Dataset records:
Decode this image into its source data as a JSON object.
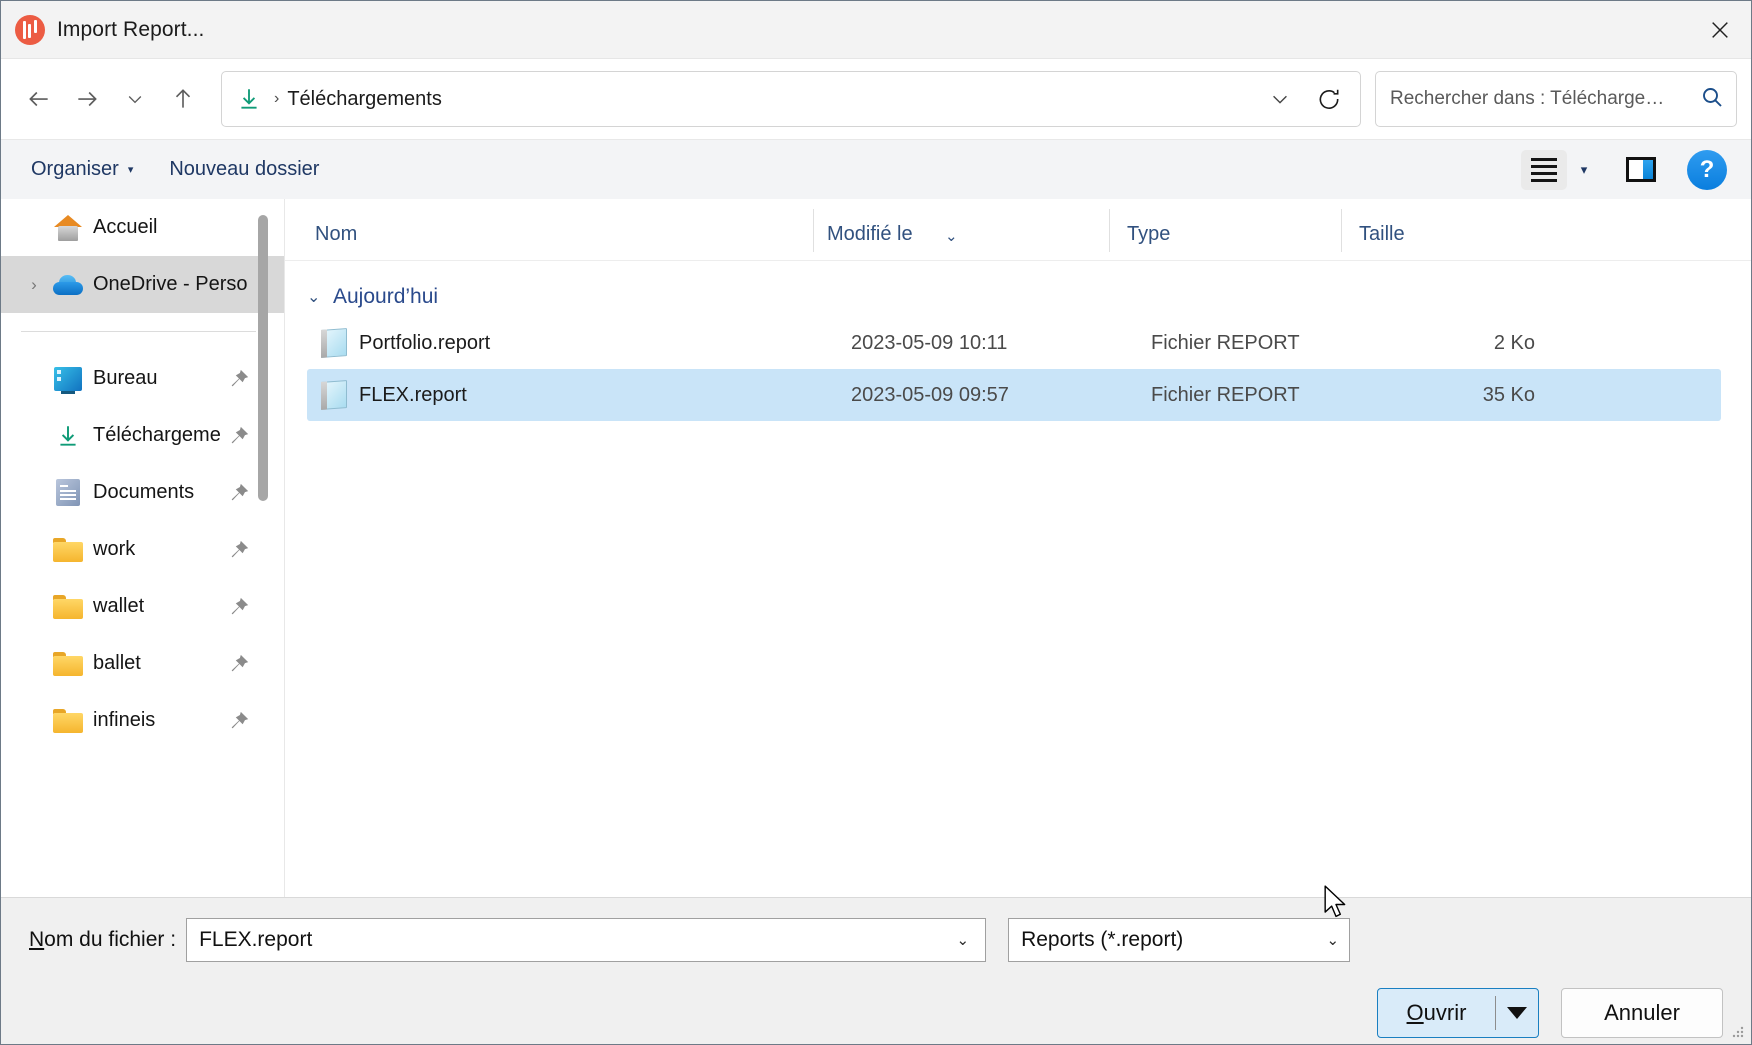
{
  "window": {
    "title": "Import Report...",
    "app_icon": "chart-bars-icon",
    "close_icon": "close-icon",
    "accent_color": "#ec5c43"
  },
  "nav": {
    "back_icon": "back-arrow-icon",
    "forward_icon": "forward-arrow-icon",
    "recent_icon": "chevron-down-icon",
    "up_icon": "up-arrow-icon",
    "address": {
      "location_icon": "downloads-icon",
      "separator": "›",
      "crumb": "Téléchargements",
      "dropdown_icon": "chevron-down-icon",
      "refresh_icon": "refresh-icon"
    },
    "search": {
      "placeholder": "Rechercher dans : Télécharge…",
      "icon": "search-icon"
    }
  },
  "commandbar": {
    "organize_label": "Organiser",
    "organize_caret": "▾",
    "new_folder_label": "Nouveau dossier",
    "view_icon": "list-view-icon",
    "view_caret": "▾",
    "preview_pane_icon": "preview-pane-icon",
    "help_label": "?"
  },
  "sidebar": {
    "items": [
      {
        "label": "Accueil",
        "icon": "home-icon",
        "pinned": false,
        "selected": false,
        "expandable": false
      },
      {
        "label": "OneDrive - Perso",
        "icon": "onedrive-cloud-icon",
        "pinned": false,
        "selected": true,
        "expandable": true
      },
      {
        "label": "Bureau",
        "icon": "desktop-icon",
        "pinned": true,
        "selected": false,
        "expandable": false
      },
      {
        "label": "Téléchargeme",
        "icon": "downloads-icon",
        "pinned": true,
        "selected": false,
        "expandable": false
      },
      {
        "label": "Documents",
        "icon": "documents-icon",
        "pinned": true,
        "selected": false,
        "expandable": false
      },
      {
        "label": "work",
        "icon": "folder-icon",
        "pinned": true,
        "selected": false,
        "expandable": false
      },
      {
        "label": "wallet",
        "icon": "folder-icon",
        "pinned": true,
        "selected": false,
        "expandable": false
      },
      {
        "label": "ballet",
        "icon": "folder-icon",
        "pinned": true,
        "selected": false,
        "expandable": false
      },
      {
        "label": "infineis",
        "icon": "folder-icon",
        "pinned": true,
        "selected": false,
        "expandable": false
      }
    ],
    "pin_icon": "pin-icon",
    "expand_chevron": "›"
  },
  "filelist": {
    "columns": [
      {
        "label": "Nom"
      },
      {
        "label": "Modifié le",
        "sorted": true,
        "sort_icon": "chevron-up-sort-icon"
      },
      {
        "label": "Type"
      },
      {
        "label": "Taille"
      }
    ],
    "group": {
      "chevron": "⌄",
      "label": "Aujourd’hui"
    },
    "rows": [
      {
        "name": "Portfolio.report",
        "modified": "2023-05-09 10:11",
        "type": "Fichier REPORT",
        "size": "2 Ko",
        "icon": "report-file-icon",
        "selected": false
      },
      {
        "name": "FLEX.report",
        "modified": "2023-05-09 09:57",
        "type": "Fichier REPORT",
        "size": "35 Ko",
        "icon": "report-file-icon",
        "selected": true
      }
    ],
    "selection_color": "#c9e4f8"
  },
  "footer": {
    "filename_label_prefix": "N",
    "filename_label_rest": "om du fichier :",
    "filename_value": "FLEX.report",
    "filename_caret": "⌄",
    "filetype_value": "Reports (*.report)",
    "filetype_caret": "⌄",
    "open_label_prefix": "O",
    "open_label_rest": "uvrir",
    "open_split_icon": "dropdown-triangle-icon",
    "cancel_label": "Annuler",
    "resize_grip_icon": "resize-grip-icon",
    "cursor_icon": "mouse-pointer-icon"
  }
}
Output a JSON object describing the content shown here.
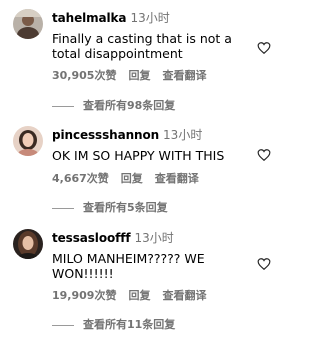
{
  "comments": [
    {
      "username": "tahelmalka",
      "time": "13小时",
      "text": "Finally a casting that is not a total disappointment",
      "likes": "30,905次赞",
      "reply": "回复",
      "translate": "查看翻译",
      "view_replies": "查看所有98条回复"
    },
    {
      "username": "pincessshannon",
      "time": "13小时",
      "text": "OK IM SO HAPPY WITH THIS",
      "likes": "4,667次赞",
      "reply": "回复",
      "translate": "查看翻译",
      "view_replies": "查看所有5条回复"
    },
    {
      "username": "tessasloofff",
      "time": "13小时",
      "text": "MILO MANHEIM????? WE WON!!!!!!",
      "likes": "19,909次赞",
      "reply": "回复",
      "translate": "查看翻译",
      "view_replies": "查看所有11条回复"
    }
  ],
  "icons": {
    "like": "heart-icon"
  },
  "colors": {
    "secondary_text": "#737373",
    "primary_text": "#000000"
  }
}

▶ [Work to complete]: Transcribe all of the material exactly, leaving out whatever pictures it contains.

▶ [Answer to the exercise]:
Decode this image into its source data as a JSON object.
{
  "window": {
    "title": "Import Report...",
    "app_icon": "chart-bars-icon",
    "close_icon": "close-icon",
    "accent_color": "#ec5c43"
  },
  "nav": {
    "back_icon": "back-arrow-icon",
    "forward_icon": "forward-arrow-icon",
    "recent_icon": "chevron-down-icon",
    "up_icon": "up-arrow-icon",
    "address": {
      "location_icon": "downloads-icon",
      "separator": "›",
      "crumb": "Téléchargements",
      "dropdown_icon": "chevron-down-icon",
      "refresh_icon": "refresh-icon"
    },
    "search": {
      "placeholder": "Rechercher dans : Télécharge…",
      "icon": "search-icon"
    }
  },
  "commandbar": {
    "organize_label": "Organiser",
    "organize_caret": "▾",
    "new_folder_label": "Nouveau dossier",
    "view_icon": "list-view-icon",
    "view_caret": "▾",
    "preview_pane_icon": "preview-pane-icon",
    "help_label": "?"
  },
  "sidebar": {
    "items": [
      {
        "label": "Accueil",
        "icon": "home-icon",
        "pinned": false,
        "selected": false,
        "expandable": false
      },
      {
        "label": "OneDrive - Perso",
        "icon": "onedrive-cloud-icon",
        "pinned": false,
        "selected": true,
        "expandable": true
      },
      {
        "label": "Bureau",
        "icon": "desktop-icon",
        "pinned": true,
        "selected": false,
        "expandable": false
      },
      {
        "label": "Téléchargeme",
        "icon": "downloads-icon",
        "pinned": true,
        "selected": false,
        "expandable": false
      },
      {
        "label": "Documents",
        "icon": "documents-icon",
        "pinned": true,
        "selected": false,
        "expandable": false
      },
      {
        "label": "work",
        "icon": "folder-icon",
        "pinned": true,
        "selected": false,
        "expandable": false
      },
      {
        "label": "wallet",
        "icon": "folder-icon",
        "pinned": true,
        "selected": false,
        "expandable": false
      },
      {
        "label": "ballet",
        "icon": "folder-icon",
        "pinned": true,
        "selected": false,
        "expandable": false
      },
      {
        "label": "infineis",
        "icon": "folder-icon",
        "pinned": true,
        "selected": false,
        "expandable": false
      }
    ],
    "pin_icon": "pin-icon",
    "expand_chevron": "›"
  },
  "filelist": {
    "columns": [
      {
        "label": "Nom"
      },
      {
        "label": "Modifié le",
        "sorted": true,
        "sort_icon": "chevron-up-sort-icon"
      },
      {
        "label": "Type"
      },
      {
        "label": "Taille"
      }
    ],
    "group": {
      "chevron": "⌄",
      "label": "Aujourd’hui"
    },
    "rows": [
      {
        "name": "Portfolio.report",
        "modified": "2023-05-09 10:11",
        "type": "Fichier REPORT",
        "size": "2 Ko",
        "icon": "report-file-icon",
        "selected": false
      },
      {
        "name": "FLEX.report",
        "modified": "2023-05-09 09:57",
        "type": "Fichier REPORT",
        "size": "35 Ko",
        "icon": "report-file-icon",
        "selected": true
      }
    ],
    "selection_color": "#c9e4f8"
  },
  "footer": {
    "filename_label_prefix": "N",
    "filename_label_rest": "om du fichier :",
    "filename_value": "FLEX.report",
    "filename_caret": "⌄",
    "filetype_value": "Reports (*.report)",
    "filetype_caret": "⌄",
    "open_label_prefix": "O",
    "open_label_rest": "uvrir",
    "open_split_icon": "dropdown-triangle-icon",
    "cancel_label": "Annuler",
    "resize_grip_icon": "resize-grip-icon",
    "cursor_icon": "mouse-pointer-icon"
  }
}
Output a JSON object describing the content shown here.
{
  "comments": [
    {
      "username": "tahelmalka",
      "time": "13小时",
      "text": "Finally a casting that is not a total disappointment",
      "likes": "30,905次赞",
      "reply": "回复",
      "translate": "查看翻译",
      "view_replies": "查看所有98条回复"
    },
    {
      "username": "pincessshannon",
      "time": "13小时",
      "text": "OK IM SO HAPPY WITH THIS",
      "likes": "4,667次赞",
      "reply": "回复",
      "translate": "查看翻译",
      "view_replies": "查看所有5条回复"
    },
    {
      "username": "tessasloofff",
      "time": "13小时",
      "text": "MILO MANHEIM????? WE WON!!!!!!",
      "likes": "19,909次赞",
      "reply": "回复",
      "translate": "查看翻译",
      "view_replies": "查看所有11条回复"
    }
  ],
  "icons": {
    "like": "heart-icon"
  },
  "colors": {
    "secondary_text": "#737373",
    "primary_text": "#000000"
  }
}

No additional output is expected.